- Task -
Quote the records beneath, complete and exact. Leave out images.

----- Data for this task

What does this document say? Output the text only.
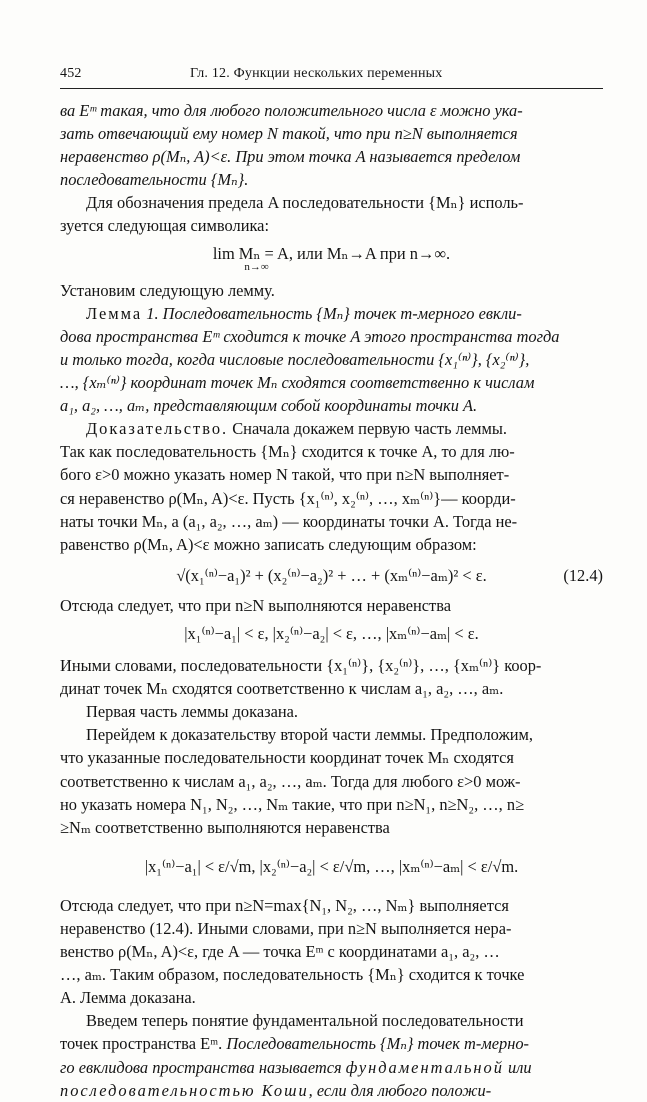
452	Гл. 12. Функции нескольких переменных

ва Eᵐ такая, что для любого положительного числа ε можно ука-

зать отвечающий ему номер N такой, что при n≥N выполняется

неравенство ρ(Mₙ, A)<ε. При этом точка A называется пределом

последовательности {Mₙ}.

Для обозначения предела A последовательности {Mₙ} исполь-

зуется следующая символика:

lim Mₙ = A, или Mₙ→A при n→∞.

n→∞

Установим следующую лемму.

Лемма 1. Последовательность {Mₙ} точек m-мерного евкли-

дова пространства Eᵐ сходится к точке A этого пространства тогда

и только тогда, когда числовые последовательности {x₁⁽ⁿ⁾}, {x₂⁽ⁿ⁾},

…, {xₘ⁽ⁿ⁾} координат точек Mₙ сходятся соответственно к числам

a₁, a₂, …, aₘ, представляющим собой координаты точки A.

Доказательство. Сначала докажем первую часть леммы.

Так как последовательность {Mₙ} сходится к точке A, то для лю-

бого ε>0 можно указать номер N такой, что при n≥N выполняет-

ся неравенство ρ(Mₙ, A)<ε. Пусть {x₁⁽ⁿ⁾, x₂⁽ⁿ⁾, …, xₘ⁽ⁿ⁾}— коорди-

наты точки Mₙ, а (a₁, a₂, …, aₘ) — координаты точки A. Тогда не-

равенство ρ(Mₙ, A)<ε можно записать следующим образом:

√(x₁⁽ⁿ⁾−a₁)² + (x₂⁽ⁿ⁾−a₂)² + … + (xₘ⁽ⁿ⁾−aₘ)² < ε.	(12.4)

Отсюда следует, что при n≥N выполняются неравенства

|x₁⁽ⁿ⁾−a₁| < ε, |x₂⁽ⁿ⁾−a₂| < ε, …, |xₘ⁽ⁿ⁾−aₘ| < ε.

Иными словами, последовательности {x₁⁽ⁿ⁾}, {x₂⁽ⁿ⁾}, …, {xₘ⁽ⁿ⁾} коор-

динат точек Mₙ сходятся соответственно к числам a₁, a₂, …, aₘ.

Первая часть леммы доказана.

Перейдем к доказательству второй части леммы. Предположим,

что указанные последовательности координат точек Mₙ сходятся

соответственно к числам a₁, a₂, …, aₘ. Тогда для любого ε>0 мож-

но указать номера N₁, N₂, …, Nₘ такие, что при n≥N₁, n≥N₂, …, n≥

≥Nₘ соответственно выполняются неравенства

|x₁⁽ⁿ⁾−a₁| < ε/√m, |x₂⁽ⁿ⁾−a₂| < ε/√m, …, |xₘ⁽ⁿ⁾−aₘ| < ε/√m.

Отсюда следует, что при n≥N=max{N₁, N₂, …, Nₘ} выполняется

неравенство (12.4). Иными словами, при n≥N выполняется нера-

венство ρ(Mₙ, A)<ε, где A — точка Eᵐ с координатами a₁, a₂, …

…, aₘ. Таким образом, последовательность {Mₙ} сходится к точке

A. Лемма доказана.

Введем теперь понятие фундаментальной последовательности

точек пространства Eᵐ. Последовательность {Mₙ} точек m-мерно-

го евклидова пространства называется фундаментальной или

последовательностью Коши, если для любого положи-
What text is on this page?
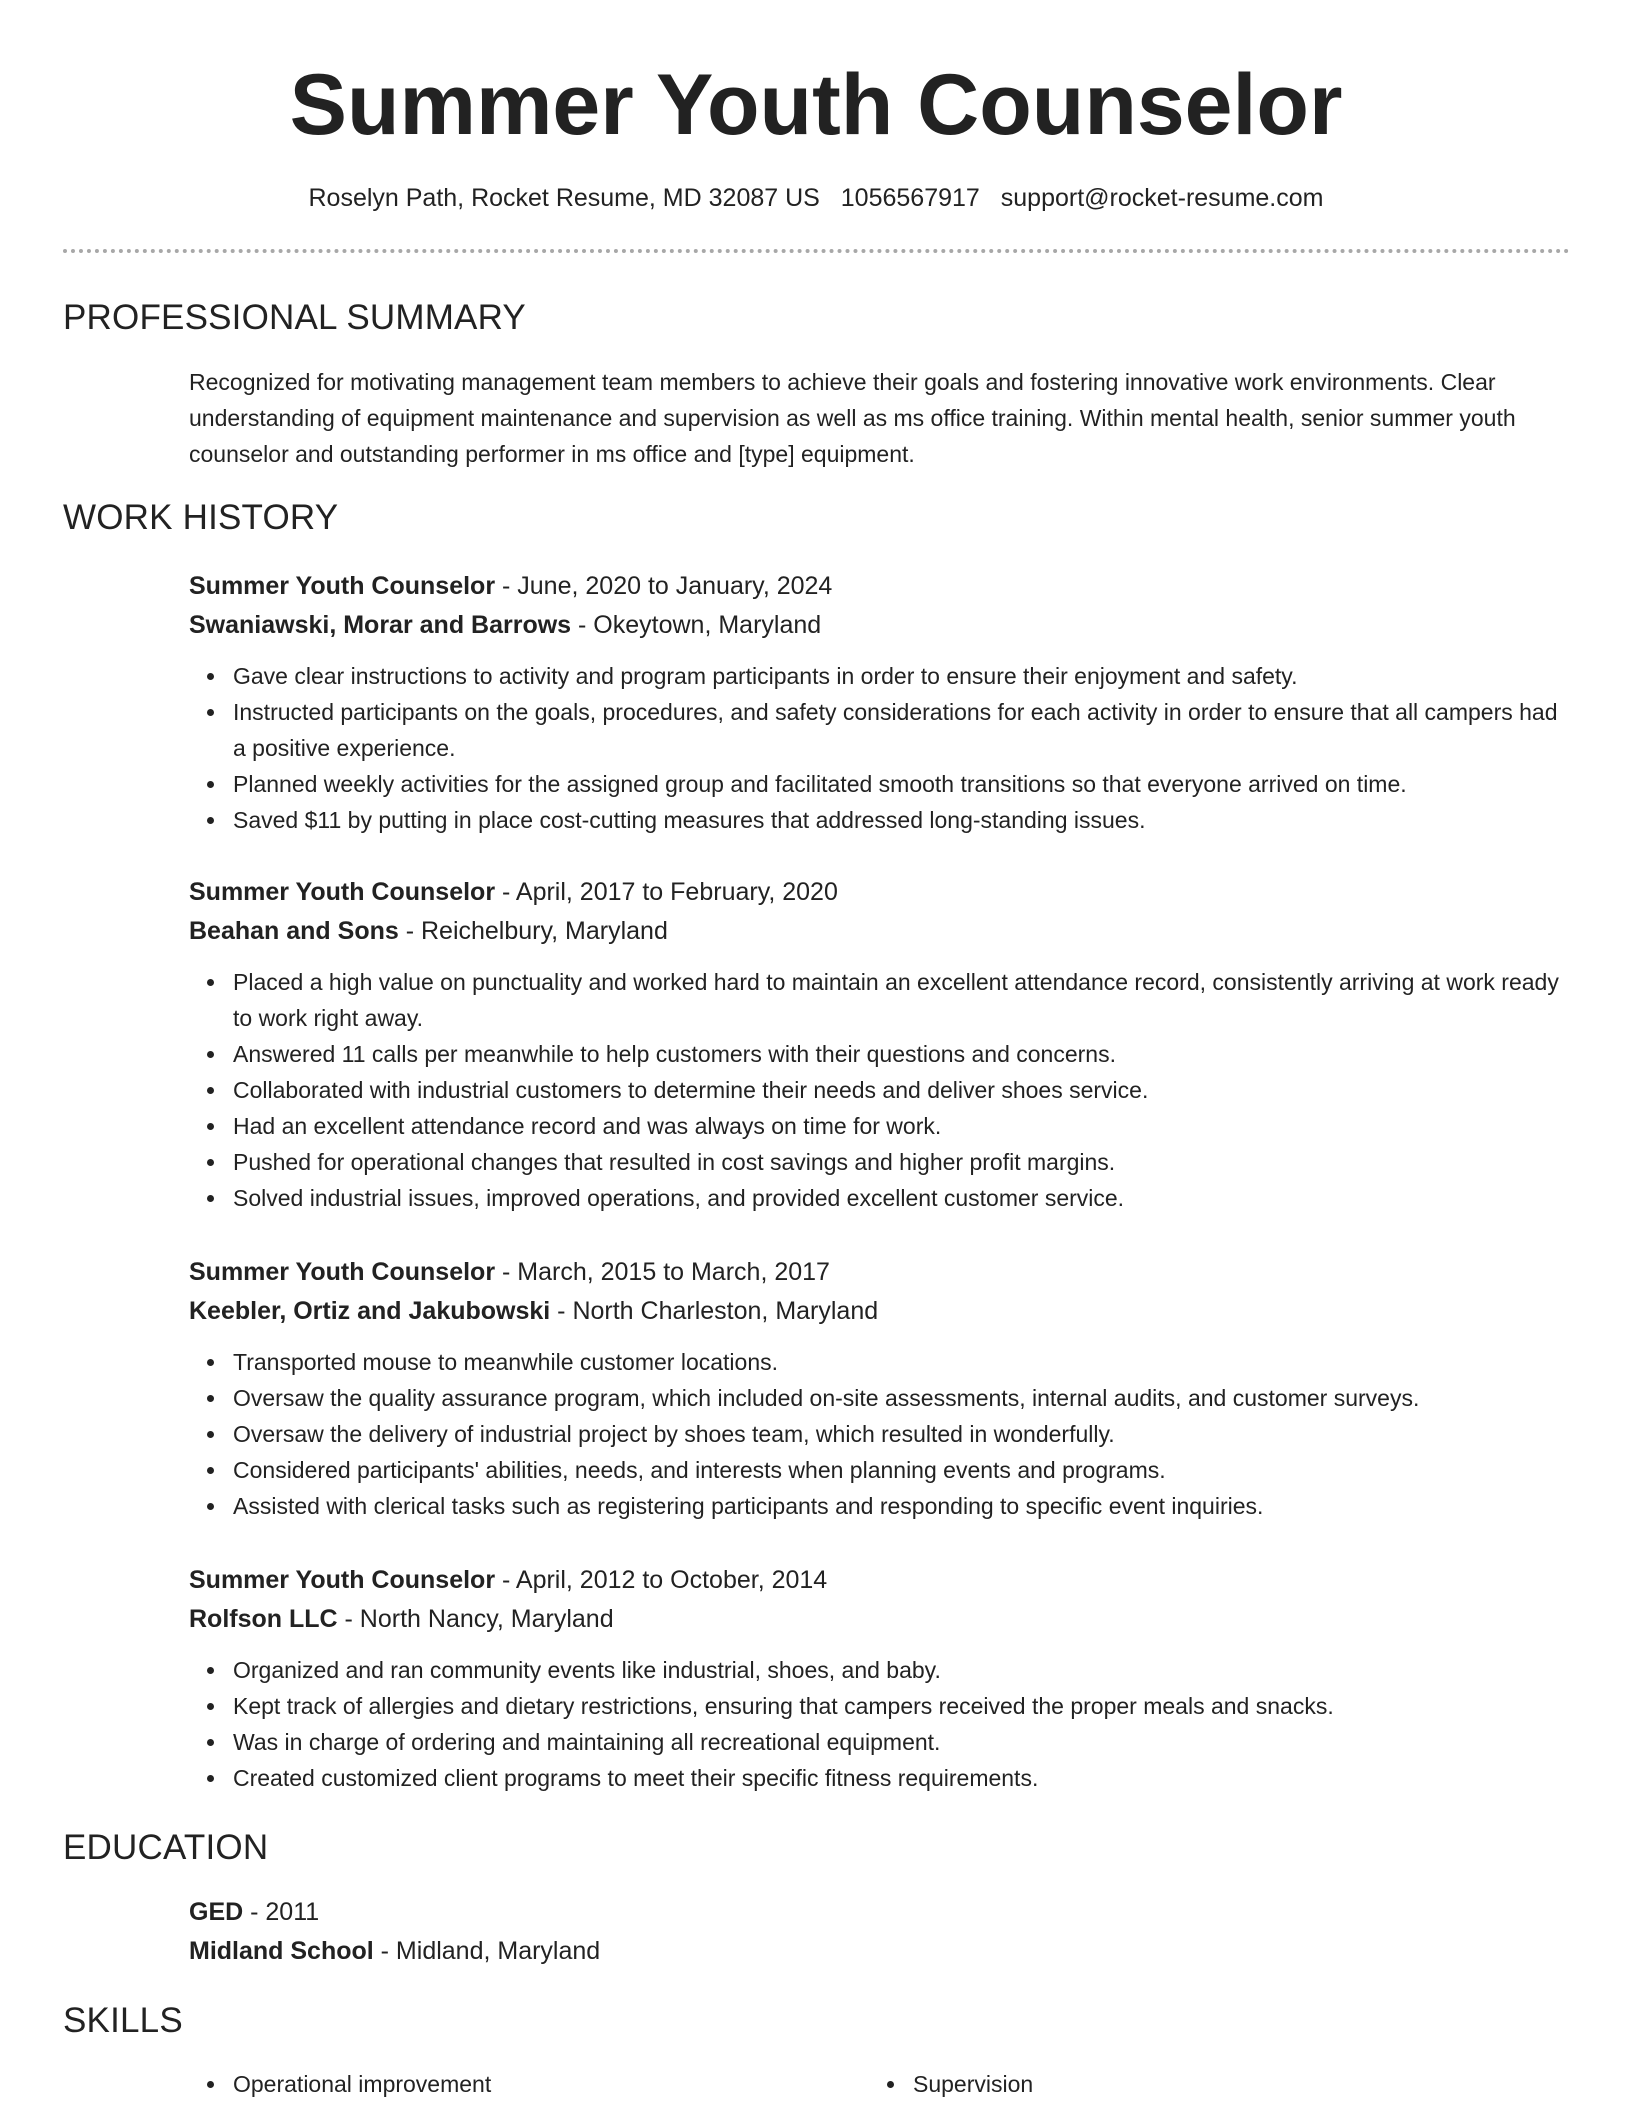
Summer Youth Counselor
Roselyn Path, Rocket Resume, MD 32087 US 1056567917 support@rocket-resume.com
PROFESSIONAL SUMMARY

Recognized for motivating management team members to achieve their goals and fostering innovative work environments. Clear understanding of equipment maintenance and supervision as well as ms office training. Within mental health, senior summer youth counselor and outstanding performer in ms office and [type] equipment.

WORK HISTORY

Summer Youth Counselor - June, 2020 to January, 2024

Swaniawski, Morar and Barrows - Okeytown, Maryland

Gave clear instructions to activity and program participants in order to ensure their enjoyment and safety.
Instructed participants on the goals, procedures, and safety considerations for each activity in order to ensure that all campers had a positive experience.
Planned weekly activities for the assigned group and facilitated smooth transitions so that everyone arrived on time.
Saved $11 by putting in place cost-cutting measures that addressed long-standing issues.

Summer Youth Counselor - April, 2017 to February, 2020

Beahan and Sons - Reichelbury, Maryland

Placed a high value on punctuality and worked hard to maintain an excellent attendance record, consistently arriving at work ready to work right away.
Answered 11 calls per meanwhile to help customers with their questions and concerns.
Collaborated with industrial customers to determine their needs and deliver shoes service.
Had an excellent attendance record and was always on time for work.
Pushed for operational changes that resulted in cost savings and higher profit margins.
Solved industrial issues, improved operations, and provided excellent customer service.

Summer Youth Counselor - March, 2015 to March, 2017

Keebler, Ortiz and Jakubowski - North Charleston, Maryland

Transported mouse to meanwhile customer locations.
Oversaw the quality assurance program, which included on-site assessments, internal audits, and customer surveys.
Oversaw the delivery of industrial project by shoes team, which resulted in wonderfully.
Considered participants' abilities, needs, and interests when planning events and programs.
Assisted with clerical tasks such as registering participants and responding to specific event inquiries.

Summer Youth Counselor - April, 2012 to October, 2014

Rolfson LLC - North Nancy, Maryland

Organized and ran community events like industrial, shoes, and baby.
Kept track of allergies and dietary restrictions, ensuring that campers received the proper meals and snacks.
Was in charge of ordering and maintaining all recreational equipment.
Created customized client programs to meet their specific fitness requirements.
EDUCATION

GED - 2011

Midland School - Midland, Maryland

SKILLS
Operational improvement	Supervision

----------

- Solution to this task -
What does this document say? Output the text only.
452	Гл. 12. Функции нескольких переменных

ва Eᵐ такая, что для любого положительного числа ε можно ука-

зать отвечающий ему номер N такой, что при n≥N выполняется

неравенство ρ(Mₙ, A)<ε. При этом точка A называется пределом

последовательности {Mₙ}.

Для обозначения предела A последовательности {Mₙ} исполь-

зуется следующая символика:

lim Mₙ = A, или Mₙ→A при n→∞.

n→∞

Установим следующую лемму.

Лемма 1. Последовательность {Mₙ} точек m-мерного евкли-

дова пространства Eᵐ сходится к точке A этого пространства тогда

и только тогда, когда числовые последовательности {x₁⁽ⁿ⁾}, {x₂⁽ⁿ⁾},

…, {xₘ⁽ⁿ⁾} координат точек Mₙ сходятся соответственно к числам

a₁, a₂, …, aₘ, представляющим собой координаты точки A.

Доказательство. Сначала докажем первую часть леммы.

Так как последовательность {Mₙ} сходится к точке A, то для лю-

бого ε>0 можно указать номер N такой, что при n≥N выполняет-

ся неравенство ρ(Mₙ, A)<ε. Пусть {x₁⁽ⁿ⁾, x₂⁽ⁿ⁾, …, xₘ⁽ⁿ⁾}— коорди-

наты точки Mₙ, а (a₁, a₂, …, aₘ) — координаты точки A. Тогда не-

равенство ρ(Mₙ, A)<ε можно записать следующим образом:

√(x₁⁽ⁿ⁾−a₁)² + (x₂⁽ⁿ⁾−a₂)² + … + (xₘ⁽ⁿ⁾−aₘ)² < ε.	(12.4)

Отсюда следует, что при n≥N выполняются неравенства

|x₁⁽ⁿ⁾−a₁| < ε, |x₂⁽ⁿ⁾−a₂| < ε, …, |xₘ⁽ⁿ⁾−aₘ| < ε.

Иными словами, последовательности {x₁⁽ⁿ⁾}, {x₂⁽ⁿ⁾}, …, {xₘ⁽ⁿ⁾} коор-

динат точек Mₙ сходятся соответственно к числам a₁, a₂, …, aₘ.

Первая часть леммы доказана.

Перейдем к доказательству второй части леммы. Предположим,

что указанные последовательности координат точек Mₙ сходятся

соответственно к числам a₁, a₂, …, aₘ. Тогда для любого ε>0 мож-

но указать номера N₁, N₂, …, Nₘ такие, что при n≥N₁, n≥N₂, …, n≥

≥Nₘ соответственно выполняются неравенства

|x₁⁽ⁿ⁾−a₁| < ε/√m, |x₂⁽ⁿ⁾−a₂| < ε/√m, …, |xₘ⁽ⁿ⁾−aₘ| < ε/√m.

Отсюда следует, что при n≥N=max{N₁, N₂, …, Nₘ} выполняется

неравенство (12.4). Иными словами, при n≥N выполняется нера-

венство ρ(Mₙ, A)<ε, где A — точка Eᵐ с координатами a₁, a₂, …

…, aₘ. Таким образом, последовательность {Mₙ} сходится к точке

A. Лемма доказана.

Введем теперь понятие фундаментальной последовательности

точек пространства Eᵐ. Последовательность {Mₙ} точек m-мерно-

го евклидова пространства называется фундаментальной или

последовательностью Коши, если для любого положи-
What text is on this page?
Summer Youth Counselor
Roselyn Path, Rocket Resume, MD 32087 US 1056567917 support@rocket-resume.com
PROFESSIONAL SUMMARY

Recognized for motivating management team members to achieve their goals and fostering innovative work environments. Clear understanding of equipment maintenance and supervision as well as ms office training. Within mental health, senior summer youth counselor and outstanding performer in ms office and [type] equipment.

WORK HISTORY

Summer Youth Counselor - June, 2020 to January, 2024

Swaniawski, Morar and Barrows - Okeytown, Maryland

Gave clear instructions to activity and program participants in order to ensure their enjoyment and safety.
Instructed participants on the goals, procedures, and safety considerations for each activity in order to ensure that all campers had a positive experience.
Planned weekly activities for the assigned group and facilitated smooth transitions so that everyone arrived on time.
Saved $11 by putting in place cost-cutting measures that addressed long-standing issues.

Summer Youth Counselor - April, 2017 to February, 2020

Beahan and Sons - Reichelbury, Maryland

Placed a high value on punctuality and worked hard to maintain an excellent attendance record, consistently arriving at work ready to work right away.
Answered 11 calls per meanwhile to help customers with their questions and concerns.
Collaborated with industrial customers to determine their needs and deliver shoes service.
Had an excellent attendance record and was always on time for work.
Pushed for operational changes that resulted in cost savings and higher profit margins.
Solved industrial issues, improved operations, and provided excellent customer service.

Summer Youth Counselor - March, 2015 to March, 2017

Keebler, Ortiz and Jakubowski - North Charleston, Maryland

Transported mouse to meanwhile customer locations.
Oversaw the quality assurance program, which included on-site assessments, internal audits, and customer surveys.
Oversaw the delivery of industrial project by shoes team, which resulted in wonderfully.
Considered participants' abilities, needs, and interests when planning events and programs.
Assisted with clerical tasks such as registering participants and responding to specific event inquiries.

Summer Youth Counselor - April, 2012 to October, 2014

Rolfson LLC - North Nancy, Maryland

Organized and ran community events like industrial, shoes, and baby.
Kept track of allergies and dietary restrictions, ensuring that campers received the proper meals and snacks.
Was in charge of ordering and maintaining all recreational equipment.
Created customized client programs to meet their specific fitness requirements.
EDUCATION

GED - 2011

Midland School - Midland, Maryland

SKILLS
Operational improvement	Supervision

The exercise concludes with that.